- **Stated problem 1**
Please copy the entries word for word, covering the stretch from the first entry through the line containing "minimize-icon[interactable]: – — [667, 82, 670, 89]", both ends included.

- **Selected passage**
⟨
The Psychology of Pitching

Yes, pitching is like playing with the mind of the investor. In The Art of the Pitch, Jason Nazar lists 9 points to follow. “Why have investors focused on your computer instead of you? You’re looking to build a relationship; you want investors engaged in an organic, authentic conversation.”

Company Valuations

Brad Feld asserts that your valuation is a relative thing, in The Trap of Relative Value. Indeed, over time the pendulum always swings back to the “right valuation”. An entrepreneur finds out later if they were over-valued, under-valued or right-valued. If they were under-valued, the upside is easier to achieve. If they were over-valued, the expectations are tougher, and they need to live-up to that valuation, and if they don’t, the next valuation will self-correct.

Hiring and Paying Employees

I didn’t find anything counterintuitive in A Counterintuitive System for Startup Compensation, a First Round Capital review post. But the article has an exhaustive list of good hiring practices and tactics which I have seen being utilized over the years by larger companies. Basically, consistency and transparent processes are the backbone of fair compensations and happy employees. And there’s a related Quora post, How do you distinguish 10X software engineers from the rest? It lists a few tricks. One of them: “don’t look at job boards (top candidates are never looking for jobs), and don’t rely on your HR staff for sourcing them.”

Product Strategy

“You manage a product by the principles that created it. Before you launch a product you design for the behavior you expect. After you launch you design for the behavior you get.”

Des Traynor gave this great talk about Product Strategy in A Growing Company. It’s a 27 min video that is well worth watching if you’re involved in product management or strategy.
⟩
- **Stated problem 2**
According to the passage on startups, what is the backbone of fair compensation and happy employees?

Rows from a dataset
⟨
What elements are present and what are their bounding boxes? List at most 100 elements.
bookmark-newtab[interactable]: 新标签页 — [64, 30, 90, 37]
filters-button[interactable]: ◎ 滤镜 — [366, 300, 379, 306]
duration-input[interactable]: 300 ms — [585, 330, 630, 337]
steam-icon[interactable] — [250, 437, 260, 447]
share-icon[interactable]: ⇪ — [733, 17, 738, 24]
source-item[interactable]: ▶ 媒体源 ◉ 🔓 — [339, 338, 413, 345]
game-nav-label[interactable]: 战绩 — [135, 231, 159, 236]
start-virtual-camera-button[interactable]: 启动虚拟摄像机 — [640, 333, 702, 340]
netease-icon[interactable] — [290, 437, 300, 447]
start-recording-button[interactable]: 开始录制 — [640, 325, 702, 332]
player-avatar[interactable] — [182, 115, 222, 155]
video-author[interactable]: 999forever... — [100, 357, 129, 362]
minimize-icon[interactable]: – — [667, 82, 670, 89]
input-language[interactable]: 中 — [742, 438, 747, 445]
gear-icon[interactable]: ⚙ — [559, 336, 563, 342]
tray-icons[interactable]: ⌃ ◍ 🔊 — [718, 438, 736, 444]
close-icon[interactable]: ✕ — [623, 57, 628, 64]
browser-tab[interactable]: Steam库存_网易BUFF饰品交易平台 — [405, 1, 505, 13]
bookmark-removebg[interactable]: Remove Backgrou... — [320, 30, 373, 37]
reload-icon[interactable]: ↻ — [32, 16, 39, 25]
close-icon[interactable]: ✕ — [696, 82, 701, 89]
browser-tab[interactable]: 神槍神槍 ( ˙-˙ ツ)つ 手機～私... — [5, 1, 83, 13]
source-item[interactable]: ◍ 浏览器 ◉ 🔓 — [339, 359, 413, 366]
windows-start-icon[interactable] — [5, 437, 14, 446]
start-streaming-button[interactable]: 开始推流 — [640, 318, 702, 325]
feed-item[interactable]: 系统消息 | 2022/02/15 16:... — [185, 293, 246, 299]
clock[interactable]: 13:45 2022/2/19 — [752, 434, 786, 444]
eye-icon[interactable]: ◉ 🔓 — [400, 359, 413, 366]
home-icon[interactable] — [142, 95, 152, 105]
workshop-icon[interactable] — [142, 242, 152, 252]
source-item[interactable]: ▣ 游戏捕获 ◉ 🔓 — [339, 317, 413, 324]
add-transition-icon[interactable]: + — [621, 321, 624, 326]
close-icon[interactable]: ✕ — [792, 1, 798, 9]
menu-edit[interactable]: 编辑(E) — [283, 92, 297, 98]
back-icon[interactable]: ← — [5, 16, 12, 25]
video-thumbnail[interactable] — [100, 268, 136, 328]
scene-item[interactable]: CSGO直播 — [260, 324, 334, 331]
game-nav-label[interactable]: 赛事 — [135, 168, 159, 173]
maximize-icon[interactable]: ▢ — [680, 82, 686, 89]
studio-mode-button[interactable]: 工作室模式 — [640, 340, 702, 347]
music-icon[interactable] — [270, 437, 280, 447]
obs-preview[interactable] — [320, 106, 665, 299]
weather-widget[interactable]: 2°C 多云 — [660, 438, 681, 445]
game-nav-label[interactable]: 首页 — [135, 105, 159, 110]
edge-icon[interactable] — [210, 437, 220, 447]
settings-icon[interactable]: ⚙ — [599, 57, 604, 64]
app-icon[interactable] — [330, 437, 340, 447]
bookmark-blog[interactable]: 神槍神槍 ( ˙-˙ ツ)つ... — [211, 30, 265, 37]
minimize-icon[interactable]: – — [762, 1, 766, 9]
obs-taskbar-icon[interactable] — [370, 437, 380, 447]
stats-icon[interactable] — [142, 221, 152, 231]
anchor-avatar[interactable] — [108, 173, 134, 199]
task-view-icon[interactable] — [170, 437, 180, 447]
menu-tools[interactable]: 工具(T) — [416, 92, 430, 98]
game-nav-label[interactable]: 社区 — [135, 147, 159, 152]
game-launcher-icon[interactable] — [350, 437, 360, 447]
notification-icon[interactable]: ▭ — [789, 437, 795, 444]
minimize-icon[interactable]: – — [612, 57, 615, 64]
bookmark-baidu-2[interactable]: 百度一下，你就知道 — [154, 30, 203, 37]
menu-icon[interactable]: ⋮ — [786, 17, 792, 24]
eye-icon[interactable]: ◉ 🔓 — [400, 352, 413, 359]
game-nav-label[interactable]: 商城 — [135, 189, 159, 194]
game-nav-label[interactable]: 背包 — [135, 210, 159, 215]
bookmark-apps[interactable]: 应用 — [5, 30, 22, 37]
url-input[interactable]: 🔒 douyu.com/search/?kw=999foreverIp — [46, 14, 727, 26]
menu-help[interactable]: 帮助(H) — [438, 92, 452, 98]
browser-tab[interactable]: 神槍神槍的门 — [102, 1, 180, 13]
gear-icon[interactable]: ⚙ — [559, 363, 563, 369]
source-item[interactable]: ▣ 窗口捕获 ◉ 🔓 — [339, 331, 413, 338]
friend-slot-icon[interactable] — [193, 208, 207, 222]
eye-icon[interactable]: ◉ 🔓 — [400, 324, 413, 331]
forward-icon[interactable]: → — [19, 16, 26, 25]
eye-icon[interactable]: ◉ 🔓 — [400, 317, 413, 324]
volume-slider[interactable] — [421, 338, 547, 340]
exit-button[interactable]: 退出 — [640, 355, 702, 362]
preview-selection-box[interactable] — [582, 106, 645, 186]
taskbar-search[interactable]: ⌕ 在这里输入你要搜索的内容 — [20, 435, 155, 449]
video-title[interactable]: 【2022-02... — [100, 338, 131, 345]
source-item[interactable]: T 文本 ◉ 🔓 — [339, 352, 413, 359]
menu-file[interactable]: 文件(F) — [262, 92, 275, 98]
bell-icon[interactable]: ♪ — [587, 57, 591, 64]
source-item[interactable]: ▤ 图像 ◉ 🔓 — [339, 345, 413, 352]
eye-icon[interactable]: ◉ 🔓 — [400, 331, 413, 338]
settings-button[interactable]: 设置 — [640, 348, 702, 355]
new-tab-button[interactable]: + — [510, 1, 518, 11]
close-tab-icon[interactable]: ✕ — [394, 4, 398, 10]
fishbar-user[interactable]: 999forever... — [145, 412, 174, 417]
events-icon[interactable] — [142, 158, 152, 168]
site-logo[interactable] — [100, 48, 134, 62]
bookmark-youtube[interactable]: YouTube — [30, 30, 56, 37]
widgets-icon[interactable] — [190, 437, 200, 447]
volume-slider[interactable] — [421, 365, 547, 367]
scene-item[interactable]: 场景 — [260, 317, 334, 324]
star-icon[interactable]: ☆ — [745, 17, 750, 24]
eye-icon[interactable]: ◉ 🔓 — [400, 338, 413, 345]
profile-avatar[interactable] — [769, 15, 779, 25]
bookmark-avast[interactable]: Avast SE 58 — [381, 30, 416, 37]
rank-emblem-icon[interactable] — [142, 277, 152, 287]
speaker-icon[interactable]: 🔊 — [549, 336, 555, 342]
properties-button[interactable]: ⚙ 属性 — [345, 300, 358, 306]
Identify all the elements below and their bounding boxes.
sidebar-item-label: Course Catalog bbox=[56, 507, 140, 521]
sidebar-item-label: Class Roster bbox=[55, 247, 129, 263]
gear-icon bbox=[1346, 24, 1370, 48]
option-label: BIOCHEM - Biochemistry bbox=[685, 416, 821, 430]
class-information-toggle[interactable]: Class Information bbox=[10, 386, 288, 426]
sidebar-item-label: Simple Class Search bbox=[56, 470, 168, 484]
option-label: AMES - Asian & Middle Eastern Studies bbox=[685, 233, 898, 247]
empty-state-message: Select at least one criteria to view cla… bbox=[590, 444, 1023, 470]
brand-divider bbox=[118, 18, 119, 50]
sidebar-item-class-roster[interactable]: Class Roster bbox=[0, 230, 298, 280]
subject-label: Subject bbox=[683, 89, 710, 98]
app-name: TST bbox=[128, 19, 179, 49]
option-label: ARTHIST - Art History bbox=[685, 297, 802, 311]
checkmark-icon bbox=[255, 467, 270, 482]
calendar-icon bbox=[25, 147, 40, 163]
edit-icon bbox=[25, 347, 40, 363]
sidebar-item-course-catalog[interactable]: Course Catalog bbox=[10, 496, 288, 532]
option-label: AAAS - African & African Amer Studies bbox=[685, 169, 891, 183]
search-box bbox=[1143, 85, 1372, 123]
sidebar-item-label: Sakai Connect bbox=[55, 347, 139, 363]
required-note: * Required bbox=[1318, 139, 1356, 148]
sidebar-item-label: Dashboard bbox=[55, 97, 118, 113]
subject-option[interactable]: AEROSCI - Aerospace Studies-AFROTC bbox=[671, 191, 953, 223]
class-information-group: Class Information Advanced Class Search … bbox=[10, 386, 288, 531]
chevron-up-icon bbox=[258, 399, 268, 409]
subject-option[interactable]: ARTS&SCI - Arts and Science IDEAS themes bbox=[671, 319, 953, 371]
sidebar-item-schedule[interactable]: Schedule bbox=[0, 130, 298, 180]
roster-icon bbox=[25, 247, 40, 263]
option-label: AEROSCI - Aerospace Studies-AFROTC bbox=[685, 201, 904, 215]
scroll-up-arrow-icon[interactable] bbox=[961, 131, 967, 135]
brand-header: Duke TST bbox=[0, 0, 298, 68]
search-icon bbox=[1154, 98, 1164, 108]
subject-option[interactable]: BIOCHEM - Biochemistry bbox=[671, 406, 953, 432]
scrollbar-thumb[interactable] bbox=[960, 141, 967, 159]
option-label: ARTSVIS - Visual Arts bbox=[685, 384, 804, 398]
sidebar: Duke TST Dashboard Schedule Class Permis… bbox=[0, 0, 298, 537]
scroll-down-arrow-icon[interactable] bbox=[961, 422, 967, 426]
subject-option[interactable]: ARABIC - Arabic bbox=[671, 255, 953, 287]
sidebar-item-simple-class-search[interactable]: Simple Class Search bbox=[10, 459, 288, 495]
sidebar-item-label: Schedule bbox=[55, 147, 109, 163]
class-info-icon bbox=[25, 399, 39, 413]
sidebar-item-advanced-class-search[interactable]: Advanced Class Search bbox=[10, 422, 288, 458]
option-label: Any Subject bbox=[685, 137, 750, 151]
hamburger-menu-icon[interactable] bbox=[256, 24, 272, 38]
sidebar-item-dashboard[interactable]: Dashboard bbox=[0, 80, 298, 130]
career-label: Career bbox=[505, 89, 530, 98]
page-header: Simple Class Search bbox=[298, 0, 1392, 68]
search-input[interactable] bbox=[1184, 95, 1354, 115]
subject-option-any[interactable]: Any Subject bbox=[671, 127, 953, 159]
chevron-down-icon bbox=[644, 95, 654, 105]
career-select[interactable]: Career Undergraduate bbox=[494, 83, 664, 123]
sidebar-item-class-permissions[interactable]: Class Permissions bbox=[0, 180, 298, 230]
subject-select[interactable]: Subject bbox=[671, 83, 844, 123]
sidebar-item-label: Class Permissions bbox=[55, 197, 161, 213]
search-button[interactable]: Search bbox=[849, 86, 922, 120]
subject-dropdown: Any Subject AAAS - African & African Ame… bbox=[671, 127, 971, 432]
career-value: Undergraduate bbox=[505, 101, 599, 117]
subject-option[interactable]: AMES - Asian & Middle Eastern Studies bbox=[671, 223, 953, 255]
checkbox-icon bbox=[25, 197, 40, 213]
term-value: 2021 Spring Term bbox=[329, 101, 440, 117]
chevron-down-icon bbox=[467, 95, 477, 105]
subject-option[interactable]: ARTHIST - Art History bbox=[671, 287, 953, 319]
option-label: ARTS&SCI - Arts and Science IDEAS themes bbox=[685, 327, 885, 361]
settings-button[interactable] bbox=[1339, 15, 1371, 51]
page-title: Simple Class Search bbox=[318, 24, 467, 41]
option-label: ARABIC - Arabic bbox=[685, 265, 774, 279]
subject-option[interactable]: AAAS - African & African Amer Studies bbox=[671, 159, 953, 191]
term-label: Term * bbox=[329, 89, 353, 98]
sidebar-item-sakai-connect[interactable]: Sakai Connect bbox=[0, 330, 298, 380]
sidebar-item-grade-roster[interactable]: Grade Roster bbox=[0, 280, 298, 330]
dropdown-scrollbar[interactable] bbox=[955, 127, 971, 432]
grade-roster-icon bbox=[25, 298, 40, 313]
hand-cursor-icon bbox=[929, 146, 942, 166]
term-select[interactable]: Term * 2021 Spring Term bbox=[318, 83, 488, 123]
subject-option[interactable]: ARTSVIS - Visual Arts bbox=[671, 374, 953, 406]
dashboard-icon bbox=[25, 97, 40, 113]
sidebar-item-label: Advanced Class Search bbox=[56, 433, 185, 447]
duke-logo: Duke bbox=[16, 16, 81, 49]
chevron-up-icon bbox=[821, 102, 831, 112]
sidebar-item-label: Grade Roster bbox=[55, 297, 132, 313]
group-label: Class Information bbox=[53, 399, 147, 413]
⟩
- **Task solution 1**
What elements are present and what are their bounding boxes? List at most 100 elements.
bookmark-newtab[interactable]: 新标签页 — [64, 30, 90, 37]
filters-button[interactable]: ◎ 滤镜 — [366, 300, 379, 306]
duration-input[interactable]: 300 ms — [585, 330, 630, 337]
steam-icon[interactable] — [250, 437, 260, 447]
share-icon[interactable]: ⇪ — [733, 17, 738, 24]
source-item[interactable]: ▶ 媒体源 ◉ 🔓 — [339, 338, 413, 345]
game-nav-label[interactable]: 战绩 — [135, 231, 159, 236]
start-virtual-camera-button[interactable]: 启动虚拟摄像机 — [640, 333, 702, 340]
netease-icon[interactable] — [290, 437, 300, 447]
start-recording-button[interactable]: 开始录制 — [640, 325, 702, 332]
player-avatar[interactable] — [182, 115, 222, 155]
video-author[interactable]: 999forever... — [100, 357, 129, 362]
minimize-icon[interactable]: – — [667, 82, 670, 89]

- **Task solution 2**
Consistency and transparent processes.